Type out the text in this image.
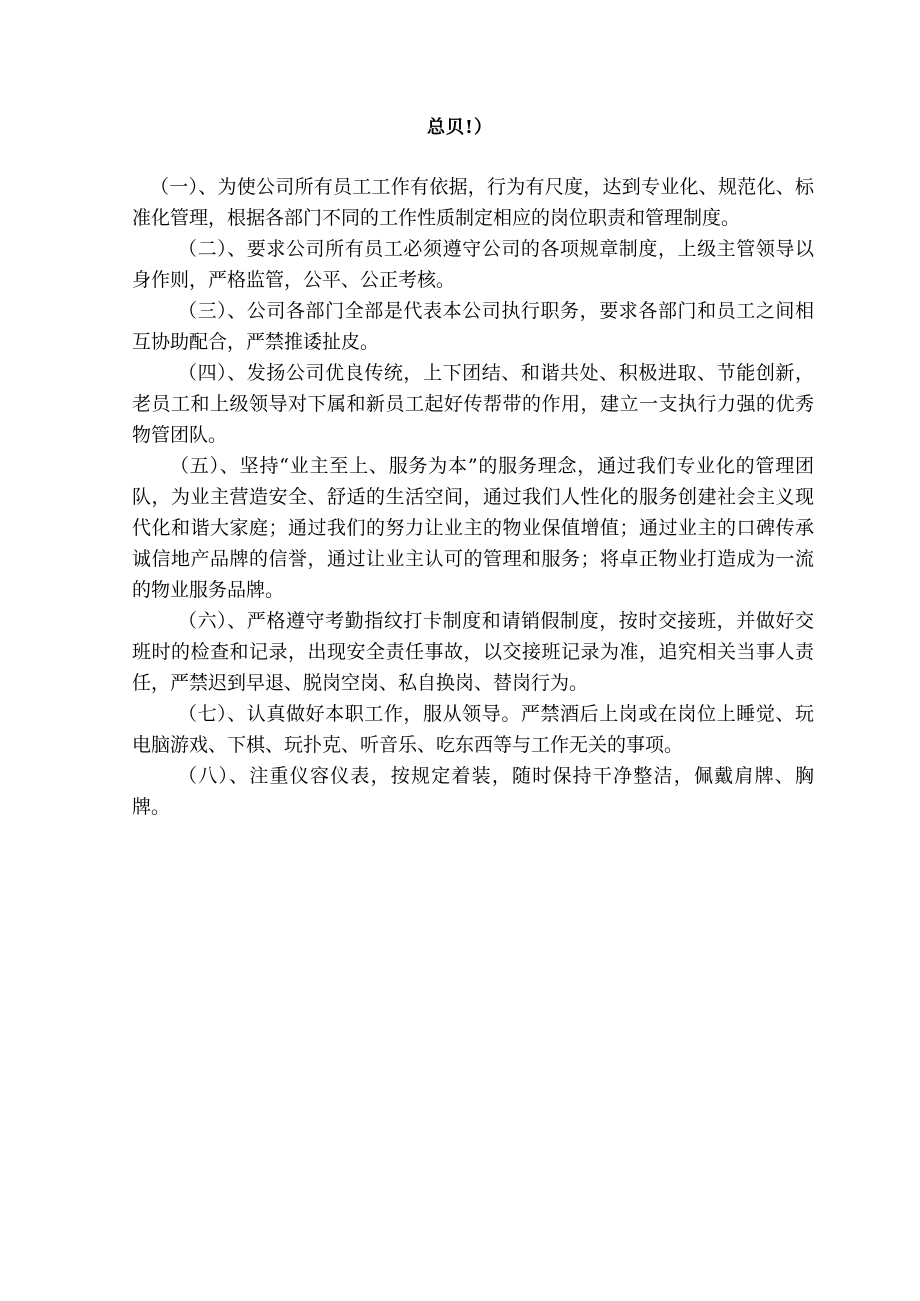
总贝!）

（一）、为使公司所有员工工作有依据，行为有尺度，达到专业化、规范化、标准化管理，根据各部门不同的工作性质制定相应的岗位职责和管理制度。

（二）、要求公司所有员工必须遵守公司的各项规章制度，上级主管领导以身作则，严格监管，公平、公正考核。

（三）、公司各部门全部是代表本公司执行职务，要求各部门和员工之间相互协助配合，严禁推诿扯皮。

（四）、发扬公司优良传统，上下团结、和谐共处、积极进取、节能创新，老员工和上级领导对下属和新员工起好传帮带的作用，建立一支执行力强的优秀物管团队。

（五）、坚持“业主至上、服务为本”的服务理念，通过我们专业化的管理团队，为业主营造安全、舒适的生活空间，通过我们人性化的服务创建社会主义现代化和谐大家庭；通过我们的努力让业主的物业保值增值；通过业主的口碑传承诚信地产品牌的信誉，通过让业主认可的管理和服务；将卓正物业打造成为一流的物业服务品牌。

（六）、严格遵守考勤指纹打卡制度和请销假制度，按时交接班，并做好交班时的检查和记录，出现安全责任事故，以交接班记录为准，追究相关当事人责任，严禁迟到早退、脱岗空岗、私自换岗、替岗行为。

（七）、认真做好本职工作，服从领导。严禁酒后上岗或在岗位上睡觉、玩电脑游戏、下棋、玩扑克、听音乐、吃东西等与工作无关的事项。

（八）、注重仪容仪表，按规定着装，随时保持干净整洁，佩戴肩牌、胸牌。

> WORK TO DO
All of the records above must be copied exactly, except for the pictures.

> OUTPUT FOR THIS TASK
Type out the text in this image.
总贝!）

（一）、为使公司所有员工工作有依据，行为有尺度，达到专业化、规范化、标准化管理，根据各部门不同的工作性质制定相应的岗位职责和管理制度。

（二）、要求公司所有员工必须遵守公司的各项规章制度，上级主管领导以身作则，严格监管，公平、公正考核。

（三）、公司各部门全部是代表本公司执行职务，要求各部门和员工之间相互协助配合，严禁推诿扯皮。

（四）、发扬公司优良传统，上下团结、和谐共处、积极进取、节能创新，老员工和上级领导对下属和新员工起好传帮带的作用，建立一支执行力强的优秀物管团队。

（五）、坚持“业主至上、服务为本”的服务理念，通过我们专业化的管理团队，为业主营造安全、舒适的生活空间，通过我们人性化的服务创建社会主义现代化和谐大家庭；通过我们的努力让业主的物业保值增值；通过业主的口碑传承诚信地产品牌的信誉，通过让业主认可的管理和服务；将卓正物业打造成为一流的物业服务品牌。

（六）、严格遵守考勤指纹打卡制度和请销假制度，按时交接班，并做好交班时的检查和记录，出现安全责任事故，以交接班记录为准，追究相关当事人责任，严禁迟到早退、脱岗空岗、私自换岗、替岗行为。

（七）、认真做好本职工作，服从领导。严禁酒后上岗或在岗位上睡觉、玩电脑游戏、下棋、玩扑克、听音乐、吃东西等与工作无关的事项。

（八）、注重仪容仪表，按规定着装，随时保持干净整洁，佩戴肩牌、胸牌。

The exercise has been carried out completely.